┌─ EXTRACTED RECORDS

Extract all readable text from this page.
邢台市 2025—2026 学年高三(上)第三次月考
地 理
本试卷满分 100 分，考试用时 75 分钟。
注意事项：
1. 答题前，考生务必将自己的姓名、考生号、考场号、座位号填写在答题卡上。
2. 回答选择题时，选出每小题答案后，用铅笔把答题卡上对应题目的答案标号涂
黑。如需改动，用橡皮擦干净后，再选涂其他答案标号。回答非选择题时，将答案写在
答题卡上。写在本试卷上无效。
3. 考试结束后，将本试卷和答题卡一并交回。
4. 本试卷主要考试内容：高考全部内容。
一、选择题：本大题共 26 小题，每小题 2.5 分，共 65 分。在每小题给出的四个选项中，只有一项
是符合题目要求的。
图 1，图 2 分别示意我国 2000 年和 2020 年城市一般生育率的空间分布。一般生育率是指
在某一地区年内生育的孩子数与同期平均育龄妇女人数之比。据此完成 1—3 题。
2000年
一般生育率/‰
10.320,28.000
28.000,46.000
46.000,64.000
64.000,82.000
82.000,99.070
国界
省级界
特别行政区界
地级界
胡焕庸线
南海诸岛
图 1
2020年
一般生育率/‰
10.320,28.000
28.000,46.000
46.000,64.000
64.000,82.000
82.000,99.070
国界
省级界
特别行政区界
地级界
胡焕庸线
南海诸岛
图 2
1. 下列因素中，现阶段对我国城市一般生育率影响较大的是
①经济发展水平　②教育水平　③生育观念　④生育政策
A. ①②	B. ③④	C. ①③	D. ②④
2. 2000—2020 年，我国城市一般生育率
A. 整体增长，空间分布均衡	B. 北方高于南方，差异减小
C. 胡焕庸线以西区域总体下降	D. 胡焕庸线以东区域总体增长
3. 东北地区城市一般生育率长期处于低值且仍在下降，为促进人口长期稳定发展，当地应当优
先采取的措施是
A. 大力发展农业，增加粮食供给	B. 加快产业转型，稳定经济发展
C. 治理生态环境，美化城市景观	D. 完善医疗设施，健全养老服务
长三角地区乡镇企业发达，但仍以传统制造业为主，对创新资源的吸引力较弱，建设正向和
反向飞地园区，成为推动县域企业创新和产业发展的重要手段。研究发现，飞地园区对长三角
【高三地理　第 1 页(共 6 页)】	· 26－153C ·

└─

## WHAT IS NEEDED:
Your task is to repeat each line of the material exactly.

## SOLUTION:
Extract all readable text from this page.
邢台市 2025—2026 学年高三(上)第三次月考
地 理
本试卷满分 100 分，考试用时 75 分钟。
注意事项：
1. 答题前，考生务必将自己的姓名、考生号、考场号、座位号填写在答题卡上。
2. 回答选择题时，选出每小题答案后，用铅笔把答题卡上对应题目的答案标号涂
黑。如需改动，用橡皮擦干净后，再选涂其他答案标号。回答非选择题时，将答案写在
答题卡上。写在本试卷上无效。
3. 考试结束后，将本试卷和答题卡一并交回。
4. 本试卷主要考试内容：高考全部内容。
一、选择题：本大题共 26 小题，每小题 2.5 分，共 65 分。在每小题给出的四个选项中，只有一项
是符合题目要求的。
图 1，图 2 分别示意我国 2000 年和 2020 年城市一般生育率的空间分布。一般生育率是指
在某一地区年内生育的孩子数与同期平均育龄妇女人数之比。据此完成 1—3 题。
2000年
一般生育率/‰
10.320,28.000
28.000,46.000
46.000,64.000
64.000,82.000
82.000,99.070
国界
省级界
特别行政区界
地级界
胡焕庸线
南海诸岛
图 1
2020年
一般生育率/‰
10.320,28.000
28.000,46.000
46.000,64.000
64.000,82.000
82.000,99.070
国界
省级界
特别行政区界
地级界
胡焕庸线
南海诸岛
图 2
1. 下列因素中，现阶段对我国城市一般生育率影响较大的是
①经济发展水平　②教育水平　③生育观念　④生育政策
A. ①②	B. ③④	C. ①③	D. ②④
2. 2000—2020 年，我国城市一般生育率
A. 整体增长，空间分布均衡	B. 北方高于南方，差异减小
C. 胡焕庸线以西区域总体下降	D. 胡焕庸线以东区域总体增长
3. 东北地区城市一般生育率长期处于低值且仍在下降，为促进人口长期稳定发展，当地应当优
先采取的措施是
A. 大力发展农业，增加粮食供给	B. 加快产业转型，稳定经济发展
C. 治理生态环境，美化城市景观	D. 完善医疗设施，健全养老服务
长三角地区乡镇企业发达，但仍以传统制造业为主，对创新资源的吸引力较弱，建设正向和
反向飞地园区，成为推动县域企业创新和产业发展的重要手段。研究发现，飞地园区对长三角
【高三地理　第 1 页(共 6 页)】	· 26－153C ·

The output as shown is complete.